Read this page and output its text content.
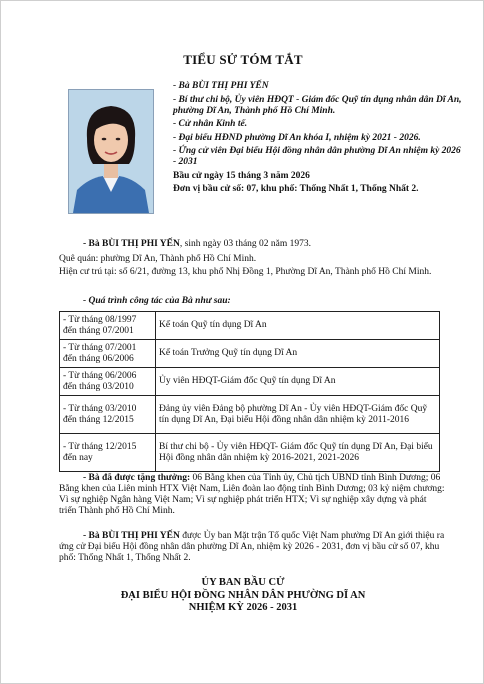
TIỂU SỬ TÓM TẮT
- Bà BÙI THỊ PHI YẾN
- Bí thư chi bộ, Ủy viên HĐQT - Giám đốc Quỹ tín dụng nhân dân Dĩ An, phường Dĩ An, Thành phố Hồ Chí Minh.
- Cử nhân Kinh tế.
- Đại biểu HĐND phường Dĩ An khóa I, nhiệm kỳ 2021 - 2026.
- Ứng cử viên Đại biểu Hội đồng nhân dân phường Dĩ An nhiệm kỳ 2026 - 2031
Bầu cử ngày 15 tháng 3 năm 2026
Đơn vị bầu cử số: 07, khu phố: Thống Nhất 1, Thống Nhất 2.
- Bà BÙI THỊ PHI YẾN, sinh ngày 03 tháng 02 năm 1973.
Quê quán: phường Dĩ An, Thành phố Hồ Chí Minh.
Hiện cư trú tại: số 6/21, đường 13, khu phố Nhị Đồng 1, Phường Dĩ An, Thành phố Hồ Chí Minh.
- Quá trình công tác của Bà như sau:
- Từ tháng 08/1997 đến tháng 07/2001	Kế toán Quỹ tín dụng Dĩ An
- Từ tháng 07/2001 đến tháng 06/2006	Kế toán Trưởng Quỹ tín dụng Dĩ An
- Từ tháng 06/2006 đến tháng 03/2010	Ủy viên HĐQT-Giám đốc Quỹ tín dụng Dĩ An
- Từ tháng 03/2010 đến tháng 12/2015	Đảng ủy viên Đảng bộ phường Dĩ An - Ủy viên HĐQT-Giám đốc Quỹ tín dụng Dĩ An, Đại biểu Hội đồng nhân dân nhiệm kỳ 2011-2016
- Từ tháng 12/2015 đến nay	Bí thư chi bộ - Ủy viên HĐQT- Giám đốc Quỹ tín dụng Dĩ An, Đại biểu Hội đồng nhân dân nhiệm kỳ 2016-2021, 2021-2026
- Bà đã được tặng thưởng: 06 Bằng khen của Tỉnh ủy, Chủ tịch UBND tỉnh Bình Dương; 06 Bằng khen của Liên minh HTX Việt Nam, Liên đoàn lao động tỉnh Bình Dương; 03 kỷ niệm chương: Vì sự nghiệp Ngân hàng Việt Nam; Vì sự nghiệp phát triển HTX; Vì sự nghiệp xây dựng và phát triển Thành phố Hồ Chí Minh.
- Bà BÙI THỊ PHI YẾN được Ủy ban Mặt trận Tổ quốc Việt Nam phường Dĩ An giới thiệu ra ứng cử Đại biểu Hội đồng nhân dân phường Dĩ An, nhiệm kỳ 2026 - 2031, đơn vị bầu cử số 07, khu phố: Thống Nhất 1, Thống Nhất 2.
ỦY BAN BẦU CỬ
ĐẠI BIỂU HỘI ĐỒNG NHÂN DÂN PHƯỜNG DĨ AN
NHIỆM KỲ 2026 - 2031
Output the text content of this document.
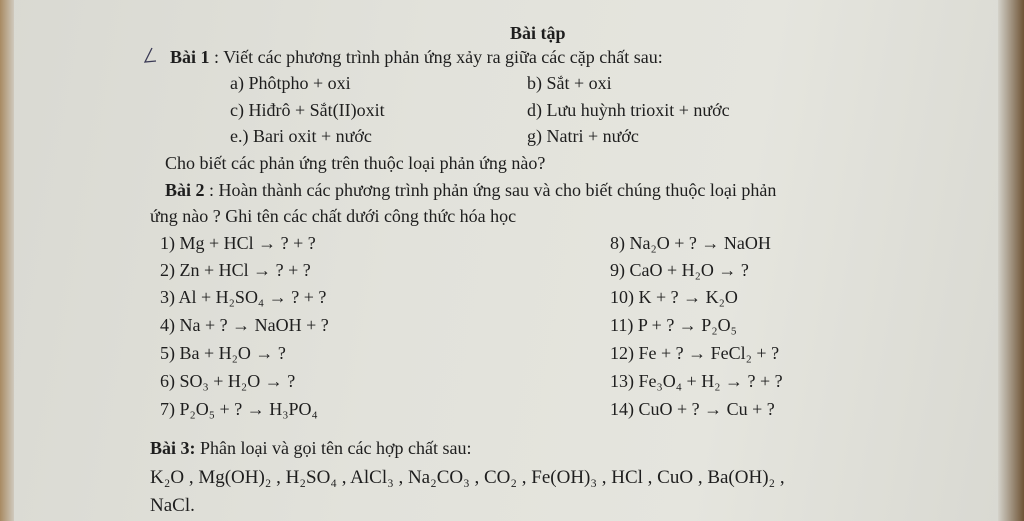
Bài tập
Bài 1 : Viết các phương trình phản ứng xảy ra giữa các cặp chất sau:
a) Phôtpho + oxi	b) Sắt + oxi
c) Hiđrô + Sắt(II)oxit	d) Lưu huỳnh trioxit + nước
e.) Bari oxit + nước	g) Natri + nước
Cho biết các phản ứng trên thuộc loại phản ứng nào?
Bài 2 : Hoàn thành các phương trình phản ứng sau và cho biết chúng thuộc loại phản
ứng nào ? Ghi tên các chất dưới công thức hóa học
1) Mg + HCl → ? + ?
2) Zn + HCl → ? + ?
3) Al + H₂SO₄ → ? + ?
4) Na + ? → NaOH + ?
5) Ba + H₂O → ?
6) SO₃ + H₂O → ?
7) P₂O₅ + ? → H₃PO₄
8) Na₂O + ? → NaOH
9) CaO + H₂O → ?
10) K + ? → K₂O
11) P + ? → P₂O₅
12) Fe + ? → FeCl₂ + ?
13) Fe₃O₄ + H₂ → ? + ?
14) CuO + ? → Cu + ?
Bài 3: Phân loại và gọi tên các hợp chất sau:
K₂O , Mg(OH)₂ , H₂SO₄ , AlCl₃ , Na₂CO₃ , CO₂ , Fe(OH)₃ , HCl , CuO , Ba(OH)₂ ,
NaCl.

■ Set problem:
Keep the pictures out of your copy, and repeat every entry above exactly.

■ Result of this task:
Read this page and output its text content.
TIỂU SỬ TÓM TẮT
- Bà BÙI THỊ PHI YẾN
- Bí thư chi bộ, Ủy viên HĐQT - Giám đốc Quỹ tín dụng nhân dân Dĩ An, phường Dĩ An, Thành phố Hồ Chí Minh.
- Cử nhân Kinh tế.
- Đại biểu HĐND phường Dĩ An khóa I, nhiệm kỳ 2021 - 2026.
- Ứng cử viên Đại biểu Hội đồng nhân dân phường Dĩ An nhiệm kỳ 2026 - 2031
Bầu cử ngày 15 tháng 3 năm 2026
Đơn vị bầu cử số: 07, khu phố: Thống Nhất 1, Thống Nhất 2.
- Bà BÙI THỊ PHI YẾN, sinh ngày 03 tháng 02 năm 1973.
Quê quán: phường Dĩ An, Thành phố Hồ Chí Minh.
Hiện cư trú tại: số 6/21, đường 13, khu phố Nhị Đồng 1, Phường Dĩ An, Thành phố Hồ Chí Minh.
- Quá trình công tác của Bà như sau:
- Từ tháng 08/1997 đến tháng 07/2001	Kế toán Quỹ tín dụng Dĩ An
- Từ tháng 07/2001 đến tháng 06/2006	Kế toán Trưởng Quỹ tín dụng Dĩ An
- Từ tháng 06/2006 đến tháng 03/2010	Ủy viên HĐQT-Giám đốc Quỹ tín dụng Dĩ An
- Từ tháng 03/2010 đến tháng 12/2015	Đảng ủy viên Đảng bộ phường Dĩ An - Ủy viên HĐQT-Giám đốc Quỹ tín dụng Dĩ An, Đại biểu Hội đồng nhân dân nhiệm kỳ 2011-2016
- Từ tháng 12/2015 đến nay	Bí thư chi bộ - Ủy viên HĐQT- Giám đốc Quỹ tín dụng Dĩ An, Đại biểu Hội đồng nhân dân nhiệm kỳ 2016-2021, 2021-2026
- Bà đã được tặng thưởng: 06 Bằng khen của Tỉnh ủy, Chủ tịch UBND tỉnh Bình Dương; 06 Bằng khen của Liên minh HTX Việt Nam, Liên đoàn lao động tỉnh Bình Dương; 03 kỷ niệm chương: Vì sự nghiệp Ngân hàng Việt Nam; Vì sự nghiệp phát triển HTX; Vì sự nghiệp xây dựng và phát triển Thành phố Hồ Chí Minh.
- Bà BÙI THỊ PHI YẾN được Ủy ban Mặt trận Tổ quốc Việt Nam phường Dĩ An giới thiệu ra ứng cử Đại biểu Hội đồng nhân dân phường Dĩ An, nhiệm kỳ 2026 - 2031, đơn vị bầu cử số 07, khu phố: Thống Nhất 1, Thống Nhất 2.
ỦY BAN BẦU CỬ
ĐẠI BIỂU HỘI ĐỒNG NHÂN DÂN PHƯỜNG DĨ AN
NHIỆM KỲ 2026 - 2031
Output the text content of this document.
Bài tập
Bài 1 : Viết các phương trình phản ứng xảy ra giữa các cặp chất sau:
a) Phôtpho + oxi	b) Sắt + oxi
c) Hiđrô + Sắt(II)oxit	d) Lưu huỳnh trioxit + nước
e.) Bari oxit + nước	g) Natri + nước
Cho biết các phản ứng trên thuộc loại phản ứng nào?
Bài 2 : Hoàn thành các phương trình phản ứng sau và cho biết chúng thuộc loại phản
ứng nào ? Ghi tên các chất dưới công thức hóa học
1) Mg + HCl → ? + ?
2) Zn + HCl → ? + ?
3) Al + H₂SO₄ → ? + ?
4) Na + ? → NaOH + ?
5) Ba + H₂O → ?
6) SO₃ + H₂O → ?
7) P₂O₅ + ? → H₃PO₄
8) Na₂O + ? → NaOH
9) CaO + H₂O → ?
10) K + ? → K₂O
11) P + ? → P₂O₅
12) Fe + ? → FeCl₂ + ?
13) Fe₃O₄ + H₂ → ? + ?
14) CuO + ? → Cu + ?
Bài 3: Phân loại và gọi tên các hợp chất sau:
K₂O , Mg(OH)₂ , H₂SO₄ , AlCl₃ , Na₂CO₃ , CO₂ , Fe(OH)₃ , HCl , CuO , Ba(OH)₂ ,
NaCl.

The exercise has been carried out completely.